§ Exercise details: From the entries below, copy every line that holds the word "under".

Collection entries
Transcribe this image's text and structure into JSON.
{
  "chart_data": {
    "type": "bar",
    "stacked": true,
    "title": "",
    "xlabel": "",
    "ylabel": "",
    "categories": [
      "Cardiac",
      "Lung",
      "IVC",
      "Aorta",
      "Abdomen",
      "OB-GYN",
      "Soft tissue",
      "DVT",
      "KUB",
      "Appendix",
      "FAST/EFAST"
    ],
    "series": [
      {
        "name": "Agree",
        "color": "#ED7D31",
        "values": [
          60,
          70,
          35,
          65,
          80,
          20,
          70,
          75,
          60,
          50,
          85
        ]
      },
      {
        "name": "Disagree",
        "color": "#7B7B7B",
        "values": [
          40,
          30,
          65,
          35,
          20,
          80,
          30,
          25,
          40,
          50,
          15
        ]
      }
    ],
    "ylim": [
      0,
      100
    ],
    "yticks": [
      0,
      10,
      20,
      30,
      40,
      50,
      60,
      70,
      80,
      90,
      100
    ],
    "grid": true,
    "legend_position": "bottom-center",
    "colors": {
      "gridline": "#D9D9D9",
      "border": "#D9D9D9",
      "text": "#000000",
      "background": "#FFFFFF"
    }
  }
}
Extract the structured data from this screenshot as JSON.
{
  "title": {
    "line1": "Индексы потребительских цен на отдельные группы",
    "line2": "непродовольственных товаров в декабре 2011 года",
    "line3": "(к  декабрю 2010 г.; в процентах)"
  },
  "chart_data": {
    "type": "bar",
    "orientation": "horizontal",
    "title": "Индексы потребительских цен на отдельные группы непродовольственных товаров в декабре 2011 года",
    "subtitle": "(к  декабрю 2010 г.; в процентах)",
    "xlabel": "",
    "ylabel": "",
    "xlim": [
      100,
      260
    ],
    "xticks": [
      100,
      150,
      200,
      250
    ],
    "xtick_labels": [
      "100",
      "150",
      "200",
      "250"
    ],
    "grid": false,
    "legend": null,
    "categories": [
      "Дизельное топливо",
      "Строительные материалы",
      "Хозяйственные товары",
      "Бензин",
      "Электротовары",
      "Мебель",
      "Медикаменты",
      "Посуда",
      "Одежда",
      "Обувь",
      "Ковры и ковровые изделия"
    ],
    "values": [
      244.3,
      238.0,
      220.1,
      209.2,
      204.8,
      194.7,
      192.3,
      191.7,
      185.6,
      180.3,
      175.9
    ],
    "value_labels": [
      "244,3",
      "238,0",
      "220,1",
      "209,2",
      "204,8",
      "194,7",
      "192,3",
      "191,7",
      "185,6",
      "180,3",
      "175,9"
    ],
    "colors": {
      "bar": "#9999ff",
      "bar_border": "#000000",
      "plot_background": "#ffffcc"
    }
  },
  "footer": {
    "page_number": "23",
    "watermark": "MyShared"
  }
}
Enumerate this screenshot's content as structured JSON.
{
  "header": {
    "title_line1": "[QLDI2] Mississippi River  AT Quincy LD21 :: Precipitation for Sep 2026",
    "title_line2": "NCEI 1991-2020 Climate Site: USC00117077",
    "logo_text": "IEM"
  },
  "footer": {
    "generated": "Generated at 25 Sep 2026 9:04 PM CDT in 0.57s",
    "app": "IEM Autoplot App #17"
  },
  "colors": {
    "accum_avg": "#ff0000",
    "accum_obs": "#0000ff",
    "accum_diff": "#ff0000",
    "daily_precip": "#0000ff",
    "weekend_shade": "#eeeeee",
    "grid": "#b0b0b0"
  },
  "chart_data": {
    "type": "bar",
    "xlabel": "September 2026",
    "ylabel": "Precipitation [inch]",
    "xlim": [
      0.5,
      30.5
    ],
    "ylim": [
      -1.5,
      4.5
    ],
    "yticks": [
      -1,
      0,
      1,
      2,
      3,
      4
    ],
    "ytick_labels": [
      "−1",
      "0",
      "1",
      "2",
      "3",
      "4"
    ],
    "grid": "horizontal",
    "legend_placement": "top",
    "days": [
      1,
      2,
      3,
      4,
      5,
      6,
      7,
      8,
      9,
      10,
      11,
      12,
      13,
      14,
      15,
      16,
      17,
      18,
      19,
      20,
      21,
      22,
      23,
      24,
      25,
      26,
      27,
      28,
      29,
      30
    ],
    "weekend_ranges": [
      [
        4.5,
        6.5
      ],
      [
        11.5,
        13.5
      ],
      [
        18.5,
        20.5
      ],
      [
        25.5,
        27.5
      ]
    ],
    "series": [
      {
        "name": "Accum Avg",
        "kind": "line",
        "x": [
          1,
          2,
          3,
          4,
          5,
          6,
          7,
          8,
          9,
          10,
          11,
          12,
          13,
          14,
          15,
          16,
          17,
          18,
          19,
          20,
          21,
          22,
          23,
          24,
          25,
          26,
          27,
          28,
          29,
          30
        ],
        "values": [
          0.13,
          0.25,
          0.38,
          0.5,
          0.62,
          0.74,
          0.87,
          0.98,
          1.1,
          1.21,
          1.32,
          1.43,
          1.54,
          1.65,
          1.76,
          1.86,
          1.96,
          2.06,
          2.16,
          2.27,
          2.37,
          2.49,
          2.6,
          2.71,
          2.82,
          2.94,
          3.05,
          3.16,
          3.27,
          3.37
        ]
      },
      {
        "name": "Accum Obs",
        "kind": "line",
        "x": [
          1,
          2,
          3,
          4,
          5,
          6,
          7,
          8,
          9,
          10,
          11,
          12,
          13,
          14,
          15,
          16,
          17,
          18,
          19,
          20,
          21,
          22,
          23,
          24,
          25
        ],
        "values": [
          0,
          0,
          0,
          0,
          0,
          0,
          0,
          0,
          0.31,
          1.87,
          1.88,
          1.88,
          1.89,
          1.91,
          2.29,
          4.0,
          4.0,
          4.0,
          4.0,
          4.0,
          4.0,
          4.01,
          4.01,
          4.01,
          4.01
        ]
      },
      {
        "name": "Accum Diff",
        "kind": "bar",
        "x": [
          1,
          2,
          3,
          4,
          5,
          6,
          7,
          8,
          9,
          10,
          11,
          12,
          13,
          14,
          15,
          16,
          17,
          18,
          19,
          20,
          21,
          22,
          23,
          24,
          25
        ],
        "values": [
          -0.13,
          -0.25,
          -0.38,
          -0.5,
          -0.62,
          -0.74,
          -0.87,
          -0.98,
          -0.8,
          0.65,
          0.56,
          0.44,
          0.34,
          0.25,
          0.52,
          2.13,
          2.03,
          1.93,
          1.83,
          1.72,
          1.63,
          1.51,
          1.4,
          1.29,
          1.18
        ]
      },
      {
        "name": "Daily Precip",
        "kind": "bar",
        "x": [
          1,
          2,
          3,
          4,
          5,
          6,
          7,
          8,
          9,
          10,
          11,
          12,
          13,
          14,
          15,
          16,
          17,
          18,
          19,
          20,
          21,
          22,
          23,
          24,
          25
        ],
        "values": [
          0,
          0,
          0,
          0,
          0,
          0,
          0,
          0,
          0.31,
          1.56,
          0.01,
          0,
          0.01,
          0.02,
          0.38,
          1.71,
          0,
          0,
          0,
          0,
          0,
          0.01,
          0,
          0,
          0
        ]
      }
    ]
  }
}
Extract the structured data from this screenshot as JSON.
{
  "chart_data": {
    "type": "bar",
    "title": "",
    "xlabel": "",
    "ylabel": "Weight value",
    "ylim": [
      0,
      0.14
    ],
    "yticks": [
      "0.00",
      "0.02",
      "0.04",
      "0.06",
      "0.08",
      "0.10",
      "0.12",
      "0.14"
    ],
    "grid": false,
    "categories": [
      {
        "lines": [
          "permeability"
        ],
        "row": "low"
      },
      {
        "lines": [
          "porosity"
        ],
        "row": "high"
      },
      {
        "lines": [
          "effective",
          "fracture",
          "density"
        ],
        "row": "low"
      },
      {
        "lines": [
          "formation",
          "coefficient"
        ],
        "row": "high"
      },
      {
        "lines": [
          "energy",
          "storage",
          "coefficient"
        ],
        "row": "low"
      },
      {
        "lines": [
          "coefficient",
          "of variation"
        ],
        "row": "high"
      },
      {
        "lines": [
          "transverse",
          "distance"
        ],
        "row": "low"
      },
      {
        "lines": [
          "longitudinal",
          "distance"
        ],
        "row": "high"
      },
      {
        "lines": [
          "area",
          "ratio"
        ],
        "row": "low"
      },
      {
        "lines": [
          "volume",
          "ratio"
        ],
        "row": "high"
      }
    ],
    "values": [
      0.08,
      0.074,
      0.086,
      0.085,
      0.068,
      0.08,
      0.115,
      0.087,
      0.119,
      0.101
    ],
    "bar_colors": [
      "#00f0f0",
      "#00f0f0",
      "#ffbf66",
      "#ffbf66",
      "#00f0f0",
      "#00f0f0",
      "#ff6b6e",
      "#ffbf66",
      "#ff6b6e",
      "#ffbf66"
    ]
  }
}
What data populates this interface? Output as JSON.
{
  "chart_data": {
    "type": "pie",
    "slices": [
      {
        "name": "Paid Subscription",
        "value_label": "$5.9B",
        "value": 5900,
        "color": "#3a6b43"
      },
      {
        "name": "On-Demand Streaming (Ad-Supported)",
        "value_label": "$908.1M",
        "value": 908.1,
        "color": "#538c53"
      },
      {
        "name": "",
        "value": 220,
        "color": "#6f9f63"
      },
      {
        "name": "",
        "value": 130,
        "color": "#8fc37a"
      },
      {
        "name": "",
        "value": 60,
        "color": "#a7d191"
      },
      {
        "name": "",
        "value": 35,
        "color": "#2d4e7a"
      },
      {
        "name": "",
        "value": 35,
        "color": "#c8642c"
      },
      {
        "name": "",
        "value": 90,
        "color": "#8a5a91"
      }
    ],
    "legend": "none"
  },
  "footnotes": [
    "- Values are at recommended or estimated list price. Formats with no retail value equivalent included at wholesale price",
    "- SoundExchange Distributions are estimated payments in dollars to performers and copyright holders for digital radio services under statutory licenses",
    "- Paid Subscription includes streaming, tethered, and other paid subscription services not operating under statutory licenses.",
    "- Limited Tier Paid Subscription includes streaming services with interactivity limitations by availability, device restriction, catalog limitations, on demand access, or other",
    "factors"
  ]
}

§ The answer:
    "- SoundExchange Distributions are estimated payments in dollars to performers and copyright holders for digital radio services under statutory licenses",
    "- Paid Subscription includes streaming, tethered, and other paid subscription services not operating under statutory licenses.",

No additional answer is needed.